◆ DIRECTIONS: Quote every line below verbatim, in the given order.

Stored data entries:
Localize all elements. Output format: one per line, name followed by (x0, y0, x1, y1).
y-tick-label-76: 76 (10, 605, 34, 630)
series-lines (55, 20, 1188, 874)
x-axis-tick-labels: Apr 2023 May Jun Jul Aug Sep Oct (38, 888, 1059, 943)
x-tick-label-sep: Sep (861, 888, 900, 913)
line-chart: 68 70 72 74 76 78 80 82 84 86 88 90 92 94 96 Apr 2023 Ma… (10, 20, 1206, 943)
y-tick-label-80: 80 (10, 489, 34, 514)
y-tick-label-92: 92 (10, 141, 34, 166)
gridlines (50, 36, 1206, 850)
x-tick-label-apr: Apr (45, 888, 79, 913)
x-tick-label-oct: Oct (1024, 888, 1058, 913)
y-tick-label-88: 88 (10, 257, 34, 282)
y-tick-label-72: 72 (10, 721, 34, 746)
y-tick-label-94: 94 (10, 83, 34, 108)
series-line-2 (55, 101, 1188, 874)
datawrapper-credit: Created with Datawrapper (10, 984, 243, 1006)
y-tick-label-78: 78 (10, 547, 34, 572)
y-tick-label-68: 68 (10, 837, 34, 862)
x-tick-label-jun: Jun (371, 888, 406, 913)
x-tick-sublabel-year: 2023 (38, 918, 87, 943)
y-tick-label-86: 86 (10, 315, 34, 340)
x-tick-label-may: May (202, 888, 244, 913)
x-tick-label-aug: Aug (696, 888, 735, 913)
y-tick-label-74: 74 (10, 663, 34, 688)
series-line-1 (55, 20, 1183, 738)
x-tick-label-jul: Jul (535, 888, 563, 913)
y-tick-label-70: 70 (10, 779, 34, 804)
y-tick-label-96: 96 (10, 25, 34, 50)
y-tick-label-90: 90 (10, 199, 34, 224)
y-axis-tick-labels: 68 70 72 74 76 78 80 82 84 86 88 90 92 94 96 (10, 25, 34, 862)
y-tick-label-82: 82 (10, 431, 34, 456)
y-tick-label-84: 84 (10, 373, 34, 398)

◆ THE REPLY:
Localize all elements. Output format: one per line, name followed by (x0, y0, x1, y1).
y-tick-label-76: 76 (10, 605, 34, 630)
series-lines (55, 20, 1188, 874)
x-axis-tick-labels: Apr 2023 May Jun Jul Aug Sep Oct (38, 888, 1059, 943)
x-tick-label-sep: Sep (861, 888, 900, 913)
line-chart: 68 70 72 74 76 78 80 82 84 86 88 90 92 94 96 Apr 2023 Ma… (10, 20, 1206, 943)
y-tick-label-80: 80 (10, 489, 34, 514)
y-tick-label-92: 92 (10, 141, 34, 166)
gridlines (50, 36, 1206, 850)
x-tick-label-apr: Apr (45, 888, 79, 913)
x-tick-label-oct: Oct (1024, 888, 1058, 913)
y-tick-label-88: 88 (10, 257, 34, 282)
y-tick-label-72: 72 (10, 721, 34, 746)
y-tick-label-94: 94 (10, 83, 34, 108)
series-line-2 (55, 101, 1188, 874)
datawrapper-credit: Created with Datawrapper (10, 984, 243, 1006)
y-tick-label-78: 78 (10, 547, 34, 572)
y-tick-label-68: 68 (10, 837, 34, 862)
x-tick-label-jun: Jun (371, 888, 406, 913)
x-tick-sublabel-year: 2023 (38, 918, 87, 943)
y-tick-label-86: 86 (10, 315, 34, 340)
x-tick-label-may: May (202, 888, 244, 913)
x-tick-label-aug: Aug (696, 888, 735, 913)
y-tick-label-74: 74 (10, 663, 34, 688)
series-line-1 (55, 20, 1183, 738)
x-tick-label-jul: Jul (535, 888, 563, 913)
y-tick-label-70: 70 (10, 779, 34, 804)
y-tick-label-96: 96 (10, 25, 34, 50)
y-tick-label-90: 90 (10, 199, 34, 224)
y-axis-tick-labels: 68 70 72 74 76 78 80 82 84 86 88 90 92 94 96 (10, 25, 34, 862)
y-tick-label-82: 82 (10, 431, 34, 456)
y-tick-label-84: 84 (10, 373, 34, 398)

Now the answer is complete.